RECORDS PROVIDED:
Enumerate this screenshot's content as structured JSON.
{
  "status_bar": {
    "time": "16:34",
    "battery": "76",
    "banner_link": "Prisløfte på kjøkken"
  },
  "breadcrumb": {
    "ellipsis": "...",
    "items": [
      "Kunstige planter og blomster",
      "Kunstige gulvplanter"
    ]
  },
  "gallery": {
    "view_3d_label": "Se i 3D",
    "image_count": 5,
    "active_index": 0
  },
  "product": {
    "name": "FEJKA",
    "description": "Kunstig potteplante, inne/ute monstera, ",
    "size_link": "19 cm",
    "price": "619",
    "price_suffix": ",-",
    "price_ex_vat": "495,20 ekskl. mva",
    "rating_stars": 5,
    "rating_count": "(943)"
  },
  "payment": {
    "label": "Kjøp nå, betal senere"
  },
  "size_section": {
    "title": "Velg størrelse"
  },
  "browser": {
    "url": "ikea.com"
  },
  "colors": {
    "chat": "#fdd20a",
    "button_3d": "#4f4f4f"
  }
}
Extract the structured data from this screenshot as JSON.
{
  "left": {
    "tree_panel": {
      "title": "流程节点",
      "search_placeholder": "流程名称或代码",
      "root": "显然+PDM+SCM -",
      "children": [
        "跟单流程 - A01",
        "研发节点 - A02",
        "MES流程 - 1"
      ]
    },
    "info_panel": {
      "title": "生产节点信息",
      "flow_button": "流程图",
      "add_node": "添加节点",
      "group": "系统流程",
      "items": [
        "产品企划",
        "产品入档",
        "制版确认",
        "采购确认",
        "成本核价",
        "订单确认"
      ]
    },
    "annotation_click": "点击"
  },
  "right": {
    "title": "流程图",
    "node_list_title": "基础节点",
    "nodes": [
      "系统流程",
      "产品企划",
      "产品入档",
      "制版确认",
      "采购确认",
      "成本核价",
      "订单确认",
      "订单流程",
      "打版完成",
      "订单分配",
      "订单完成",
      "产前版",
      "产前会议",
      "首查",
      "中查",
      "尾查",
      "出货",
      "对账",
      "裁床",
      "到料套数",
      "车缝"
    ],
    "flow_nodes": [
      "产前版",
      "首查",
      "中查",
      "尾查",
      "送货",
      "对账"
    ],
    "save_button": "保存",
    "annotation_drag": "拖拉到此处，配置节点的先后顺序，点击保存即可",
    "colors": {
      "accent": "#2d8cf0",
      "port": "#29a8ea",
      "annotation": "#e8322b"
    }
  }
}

REQUIRED TASK:
Please repeat the material above, word for word and in full.

COMPLETED EXERCISE:
Enumerate this screenshot's content as structured JSON.
{
  "status_bar": {
    "time": "16:34",
    "battery": "76",
    "banner_link": "Prisløfte på kjøkken"
  },
  "breadcrumb": {
    "ellipsis": "...",
    "items": [
      "Kunstige planter og blomster",
      "Kunstige gulvplanter"
    ]
  },
  "gallery": {
    "view_3d_label": "Se i 3D",
    "image_count": 5,
    "active_index": 0
  },
  "product": {
    "name": "FEJKA",
    "description": "Kunstig potteplante, inne/ute monstera, ",
    "size_link": "19 cm",
    "price": "619",
    "price_suffix": ",-",
    "price_ex_vat": "495,20 ekskl. mva",
    "rating_stars": 5,
    "rating_count": "(943)"
  },
  "payment": {
    "label": "Kjøp nå, betal senere"
  },
  "size_section": {
    "title": "Velg størrelse"
  },
  "browser": {
    "url": "ikea.com"
  },
  "colors": {
    "chat": "#fdd20a",
    "button_3d": "#4f4f4f"
  }
}
Extract the structured data from this screenshot as JSON.
{
  "left": {
    "tree_panel": {
      "title": "流程节点",
      "search_placeholder": "流程名称或代码",
      "root": "显然+PDM+SCM -",
      "children": [
        "跟单流程 - A01",
        "研发节点 - A02",
        "MES流程 - 1"
      ]
    },
    "info_panel": {
      "title": "生产节点信息",
      "flow_button": "流程图",
      "add_node": "添加节点",
      "group": "系统流程",
      "items": [
        "产品企划",
        "产品入档",
        "制版确认",
        "采购确认",
        "成本核价",
        "订单确认"
      ]
    },
    "annotation_click": "点击"
  },
  "right": {
    "title": "流程图",
    "node_list_title": "基础节点",
    "nodes": [
      "系统流程",
      "产品企划",
      "产品入档",
      "制版确认",
      "采购确认",
      "成本核价",
      "订单确认",
      "订单流程",
      "打版完成",
      "订单分配",
      "订单完成",
      "产前版",
      "产前会议",
      "首查",
      "中查",
      "尾查",
      "出货",
      "对账",
      "裁床",
      "到料套数",
      "车缝"
    ],
    "flow_nodes": [
      "产前版",
      "首查",
      "中查",
      "尾查",
      "送货",
      "对账"
    ],
    "save_button": "保存",
    "annotation_drag": "拖拉到此处，配置节点的先后顺序，点击保存即可",
    "colors": {
      "accent": "#2d8cf0",
      "port": "#29a8ea",
      "annotation": "#e8322b"
    }
  }
}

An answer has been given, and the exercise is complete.